_WHAT IS EXPECTED_. All of the material below is to be retyped exactly.
※ ※ ※
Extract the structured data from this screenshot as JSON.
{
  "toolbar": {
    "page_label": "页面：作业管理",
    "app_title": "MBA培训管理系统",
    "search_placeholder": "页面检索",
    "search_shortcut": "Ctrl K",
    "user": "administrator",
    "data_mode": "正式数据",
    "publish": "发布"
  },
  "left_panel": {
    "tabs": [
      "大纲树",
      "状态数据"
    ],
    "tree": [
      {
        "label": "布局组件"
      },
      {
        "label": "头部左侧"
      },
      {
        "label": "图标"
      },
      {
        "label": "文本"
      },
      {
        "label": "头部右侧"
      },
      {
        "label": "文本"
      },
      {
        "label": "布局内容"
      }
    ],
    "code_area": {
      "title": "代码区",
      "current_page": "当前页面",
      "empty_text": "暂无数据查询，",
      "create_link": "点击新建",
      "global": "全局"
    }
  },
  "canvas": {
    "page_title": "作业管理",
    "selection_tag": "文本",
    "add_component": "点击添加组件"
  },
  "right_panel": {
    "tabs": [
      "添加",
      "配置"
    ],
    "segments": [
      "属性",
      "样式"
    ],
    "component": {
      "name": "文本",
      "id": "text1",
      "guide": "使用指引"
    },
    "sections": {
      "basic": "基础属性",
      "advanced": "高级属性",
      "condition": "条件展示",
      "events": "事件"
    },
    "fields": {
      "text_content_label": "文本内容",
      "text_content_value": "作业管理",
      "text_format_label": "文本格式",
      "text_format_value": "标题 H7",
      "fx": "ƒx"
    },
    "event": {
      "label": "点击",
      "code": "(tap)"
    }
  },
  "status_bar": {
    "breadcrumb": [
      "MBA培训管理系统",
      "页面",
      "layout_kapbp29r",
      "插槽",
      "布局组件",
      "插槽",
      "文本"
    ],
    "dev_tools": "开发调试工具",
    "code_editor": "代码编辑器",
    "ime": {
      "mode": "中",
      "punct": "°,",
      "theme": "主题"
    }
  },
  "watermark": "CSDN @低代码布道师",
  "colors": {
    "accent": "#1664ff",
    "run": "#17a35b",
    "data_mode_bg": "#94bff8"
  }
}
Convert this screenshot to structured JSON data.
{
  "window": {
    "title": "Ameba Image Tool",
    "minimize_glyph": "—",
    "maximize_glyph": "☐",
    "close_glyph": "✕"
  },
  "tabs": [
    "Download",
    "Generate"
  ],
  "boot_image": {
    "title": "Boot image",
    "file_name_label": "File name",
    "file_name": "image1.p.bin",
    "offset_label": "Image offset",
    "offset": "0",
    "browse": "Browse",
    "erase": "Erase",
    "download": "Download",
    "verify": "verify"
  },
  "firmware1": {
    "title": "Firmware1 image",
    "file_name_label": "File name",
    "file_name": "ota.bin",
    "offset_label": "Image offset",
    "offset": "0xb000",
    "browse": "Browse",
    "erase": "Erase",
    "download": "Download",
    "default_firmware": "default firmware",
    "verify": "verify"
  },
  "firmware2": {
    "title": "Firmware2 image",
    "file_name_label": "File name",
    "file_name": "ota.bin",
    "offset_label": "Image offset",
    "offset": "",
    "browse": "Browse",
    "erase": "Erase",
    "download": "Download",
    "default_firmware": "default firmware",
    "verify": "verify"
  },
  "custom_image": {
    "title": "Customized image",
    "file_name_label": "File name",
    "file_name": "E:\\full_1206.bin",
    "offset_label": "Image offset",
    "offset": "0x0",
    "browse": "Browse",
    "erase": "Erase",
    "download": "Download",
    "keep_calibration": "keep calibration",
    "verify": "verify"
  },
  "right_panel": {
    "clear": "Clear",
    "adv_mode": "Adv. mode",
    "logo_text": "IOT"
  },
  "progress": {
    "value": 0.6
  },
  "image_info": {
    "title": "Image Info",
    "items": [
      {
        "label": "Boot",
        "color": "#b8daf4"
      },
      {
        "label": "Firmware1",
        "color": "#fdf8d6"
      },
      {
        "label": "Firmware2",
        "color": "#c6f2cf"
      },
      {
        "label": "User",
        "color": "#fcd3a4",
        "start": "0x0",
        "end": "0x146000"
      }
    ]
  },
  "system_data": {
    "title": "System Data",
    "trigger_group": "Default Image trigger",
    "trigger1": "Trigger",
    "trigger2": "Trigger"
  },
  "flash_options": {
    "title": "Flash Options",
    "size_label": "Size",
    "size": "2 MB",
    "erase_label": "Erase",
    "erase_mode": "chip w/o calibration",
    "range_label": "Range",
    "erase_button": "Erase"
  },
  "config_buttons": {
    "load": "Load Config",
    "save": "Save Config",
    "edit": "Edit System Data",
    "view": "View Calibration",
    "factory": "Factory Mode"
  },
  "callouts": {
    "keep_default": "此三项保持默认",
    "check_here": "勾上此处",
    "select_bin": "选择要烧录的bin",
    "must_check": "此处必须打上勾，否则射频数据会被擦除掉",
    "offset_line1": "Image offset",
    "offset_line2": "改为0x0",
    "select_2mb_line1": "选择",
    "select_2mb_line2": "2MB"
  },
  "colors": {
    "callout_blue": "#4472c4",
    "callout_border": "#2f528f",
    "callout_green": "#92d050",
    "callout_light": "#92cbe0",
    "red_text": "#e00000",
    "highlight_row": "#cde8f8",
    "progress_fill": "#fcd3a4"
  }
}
※ ※ ※
_THE COMPLETED TASK_.
Extract the structured data from this screenshot as JSON.
{
  "toolbar": {
    "page_label": "页面：作业管理",
    "app_title": "MBA培训管理系统",
    "search_placeholder": "页面检索",
    "search_shortcut": "Ctrl K",
    "user": "administrator",
    "data_mode": "正式数据",
    "publish": "发布"
  },
  "left_panel": {
    "tabs": [
      "大纲树",
      "状态数据"
    ],
    "tree": [
      {
        "label": "布局组件"
      },
      {
        "label": "头部左侧"
      },
      {
        "label": "图标"
      },
      {
        "label": "文本"
      },
      {
        "label": "头部右侧"
      },
      {
        "label": "文本"
      },
      {
        "label": "布局内容"
      }
    ],
    "code_area": {
      "title": "代码区",
      "current_page": "当前页面",
      "empty_text": "暂无数据查询，",
      "create_link": "点击新建",
      "global": "全局"
    }
  },
  "canvas": {
    "page_title": "作业管理",
    "selection_tag": "文本",
    "add_component": "点击添加组件"
  },
  "right_panel": {
    "tabs": [
      "添加",
      "配置"
    ],
    "segments": [
      "属性",
      "样式"
    ],
    "component": {
      "name": "文本",
      "id": "text1",
      "guide": "使用指引"
    },
    "sections": {
      "basic": "基础属性",
      "advanced": "高级属性",
      "condition": "条件展示",
      "events": "事件"
    },
    "fields": {
      "text_content_label": "文本内容",
      "text_content_value": "作业管理",
      "text_format_label": "文本格式",
      "text_format_value": "标题 H7",
      "fx": "ƒx"
    },
    "event": {
      "label": "点击",
      "code": "(tap)"
    }
  },
  "status_bar": {
    "breadcrumb": [
      "MBA培训管理系统",
      "页面",
      "layout_kapbp29r",
      "插槽",
      "布局组件",
      "插槽",
      "文本"
    ],
    "dev_tools": "开发调试工具",
    "code_editor": "代码编辑器",
    "ime": {
      "mode": "中",
      "punct": "°,",
      "theme": "主题"
    }
  },
  "watermark": "CSDN @低代码布道师",
  "colors": {
    "accent": "#1664ff",
    "run": "#17a35b",
    "data_mode_bg": "#94bff8"
  }
}
Convert this screenshot to structured JSON data.
{
  "window": {
    "title": "Ameba Image Tool",
    "minimize_glyph": "—",
    "maximize_glyph": "☐",
    "close_glyph": "✕"
  },
  "tabs": [
    "Download",
    "Generate"
  ],
  "boot_image": {
    "title": "Boot image",
    "file_name_label": "File name",
    "file_name": "image1.p.bin",
    "offset_label": "Image offset",
    "offset": "0",
    "browse": "Browse",
    "erase": "Erase",
    "download": "Download",
    "verify": "verify"
  },
  "firmware1": {
    "title": "Firmware1 image",
    "file_name_label": "File name",
    "file_name": "ota.bin",
    "offset_label": "Image offset",
    "offset": "0xb000",
    "browse": "Browse",
    "erase": "Erase",
    "download": "Download",
    "default_firmware": "default firmware",
    "verify": "verify"
  },
  "firmware2": {
    "title": "Firmware2 image",
    "file_name_label": "File name",
    "file_name": "ota.bin",
    "offset_label": "Image offset",
    "offset": "",
    "browse": "Browse",
    "erase": "Erase",
    "download": "Download",
    "default_firmware": "default firmware",
    "verify": "verify"
  },
  "custom_image": {
    "title": "Customized image",
    "file_name_label": "File name",
    "file_name": "E:\\full_1206.bin",
    "offset_label": "Image offset",
    "offset": "0x0",
    "browse": "Browse",
    "erase": "Erase",
    "download": "Download",
    "keep_calibration": "keep calibration",
    "verify": "verify"
  },
  "right_panel": {
    "clear": "Clear",
    "adv_mode": "Adv. mode",
    "logo_text": "IOT"
  },
  "progress": {
    "value": 0.6
  },
  "image_info": {
    "title": "Image Info",
    "items": [
      {
        "label": "Boot",
        "color": "#b8daf4"
      },
      {
        "label": "Firmware1",
        "color": "#fdf8d6"
      },
      {
        "label": "Firmware2",
        "color": "#c6f2cf"
      },
      {
        "label": "User",
        "color": "#fcd3a4",
        "start": "0x0",
        "end": "0x146000"
      }
    ]
  },
  "system_data": {
    "title": "System Data",
    "trigger_group": "Default Image trigger",
    "trigger1": "Trigger",
    "trigger2": "Trigger"
  },
  "flash_options": {
    "title": "Flash Options",
    "size_label": "Size",
    "size": "2 MB",
    "erase_label": "Erase",
    "erase_mode": "chip w/o calibration",
    "range_label": "Range",
    "erase_button": "Erase"
  },
  "config_buttons": {
    "load": "Load Config",
    "save": "Save Config",
    "edit": "Edit System Data",
    "view": "View Calibration",
    "factory": "Factory Mode"
  },
  "callouts": {
    "keep_default": "此三项保持默认",
    "check_here": "勾上此处",
    "select_bin": "选择要烧录的bin",
    "must_check": "此处必须打上勾，否则射频数据会被擦除掉",
    "offset_line1": "Image offset",
    "offset_line2": "改为0x0",
    "select_2mb_line1": "选择",
    "select_2mb_line2": "2MB"
  },
  "colors": {
    "callout_blue": "#4472c4",
    "callout_border": "#2f528f",
    "callout_green": "#92d050",
    "callout_light": "#92cbe0",
    "red_text": "#e00000",
    "highlight_row": "#cde8f8",
    "progress_fill": "#fcd3a4"
  }
}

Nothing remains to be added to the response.